■ **EXTRACTED ENTRIES**

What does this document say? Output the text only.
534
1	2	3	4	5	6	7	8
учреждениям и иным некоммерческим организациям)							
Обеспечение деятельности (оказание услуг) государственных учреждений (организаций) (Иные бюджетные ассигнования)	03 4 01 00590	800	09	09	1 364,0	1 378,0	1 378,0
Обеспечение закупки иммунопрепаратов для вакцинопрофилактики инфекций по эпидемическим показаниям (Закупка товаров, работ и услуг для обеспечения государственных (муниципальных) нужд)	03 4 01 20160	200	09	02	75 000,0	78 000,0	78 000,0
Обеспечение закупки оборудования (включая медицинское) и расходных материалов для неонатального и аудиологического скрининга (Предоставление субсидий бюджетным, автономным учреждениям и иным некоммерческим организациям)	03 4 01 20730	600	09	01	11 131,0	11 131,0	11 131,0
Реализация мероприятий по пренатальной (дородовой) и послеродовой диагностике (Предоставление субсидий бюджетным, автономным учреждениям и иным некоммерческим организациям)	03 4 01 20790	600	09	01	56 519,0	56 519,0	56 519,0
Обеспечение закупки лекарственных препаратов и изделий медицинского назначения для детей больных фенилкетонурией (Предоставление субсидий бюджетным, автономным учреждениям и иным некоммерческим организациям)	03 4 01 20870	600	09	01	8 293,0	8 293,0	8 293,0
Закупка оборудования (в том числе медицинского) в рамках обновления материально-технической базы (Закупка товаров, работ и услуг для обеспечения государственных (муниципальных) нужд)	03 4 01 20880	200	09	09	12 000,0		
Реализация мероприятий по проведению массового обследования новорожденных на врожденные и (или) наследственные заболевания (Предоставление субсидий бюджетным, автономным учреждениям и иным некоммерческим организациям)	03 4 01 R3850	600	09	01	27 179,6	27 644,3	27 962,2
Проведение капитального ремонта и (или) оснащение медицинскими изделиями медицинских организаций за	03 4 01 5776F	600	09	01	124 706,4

■ **AIM OF THE TASK**
From the data above, copy each line where the string "организаций" appears.

■ **PROBLEM SOLUTION**
Обеспечение деятельности (оказание услуг) государственных учреждений (организаций) (Иные бюджетные ассигнования)	03 4 01 00590	800	09	09	1 364,0	1 378,0	1 378,0
Проведение капитального ремонта и (или) оснащение медицинскими изделиями медицинских организаций за	03 4 01 5776F	600	09	01	124 706,4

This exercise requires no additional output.